● Listed records
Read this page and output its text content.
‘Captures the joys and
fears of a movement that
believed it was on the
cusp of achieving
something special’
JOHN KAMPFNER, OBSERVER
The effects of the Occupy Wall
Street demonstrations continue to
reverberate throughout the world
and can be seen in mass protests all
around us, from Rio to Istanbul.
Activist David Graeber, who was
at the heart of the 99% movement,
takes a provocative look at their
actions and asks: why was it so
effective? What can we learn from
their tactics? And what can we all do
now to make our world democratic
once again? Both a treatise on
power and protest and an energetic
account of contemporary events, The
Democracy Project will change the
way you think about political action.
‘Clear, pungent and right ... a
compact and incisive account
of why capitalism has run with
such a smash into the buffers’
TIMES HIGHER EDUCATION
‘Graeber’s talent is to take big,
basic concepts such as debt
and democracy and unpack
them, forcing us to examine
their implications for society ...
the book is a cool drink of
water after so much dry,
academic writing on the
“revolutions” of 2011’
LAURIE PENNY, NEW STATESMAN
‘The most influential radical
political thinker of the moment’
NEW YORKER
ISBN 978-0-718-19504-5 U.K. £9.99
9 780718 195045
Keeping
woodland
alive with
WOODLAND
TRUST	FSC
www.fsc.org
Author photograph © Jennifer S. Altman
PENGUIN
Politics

● What you will do
Would you give the material above again, complete and exact?

● Final result
Read this page and output its text content.
‘Captures the joys and
fears of a movement that
believed it was on the
cusp of achieving
something special’
JOHN KAMPFNER, OBSERVER
The effects of the Occupy Wall
Street demonstrations continue to
reverberate throughout the world
and can be seen in mass protests all
around us, from Rio to Istanbul.
Activist David Graeber, who was
at the heart of the 99% movement,
takes a provocative look at their
actions and asks: why was it so
effective? What can we learn from
their tactics? And what can we all do
now to make our world democratic
once again? Both a treatise on
power and protest and an energetic
account of contemporary events, The
Democracy Project will change the
way you think about political action.
‘Clear, pungent and right ... a
compact and incisive account
of why capitalism has run with
such a smash into the buffers’
TIMES HIGHER EDUCATION
‘Graeber’s talent is to take big,
basic concepts such as debt
and democracy and unpack
them, forcing us to examine
their implications for society ...
the book is a cool drink of
water after so much dry,
academic writing on the
“revolutions” of 2011’
LAURIE PENNY, NEW STATESMAN
‘The most influential radical
political thinker of the moment’
NEW YORKER
ISBN 978-0-718-19504-5 U.K. £9.99
9 780718 195045
Keeping
woodland
alive with
WOODLAND
TRUST	FSC
www.fsc.org
Author photograph © Jennifer S. Altman
PENGUIN
Politics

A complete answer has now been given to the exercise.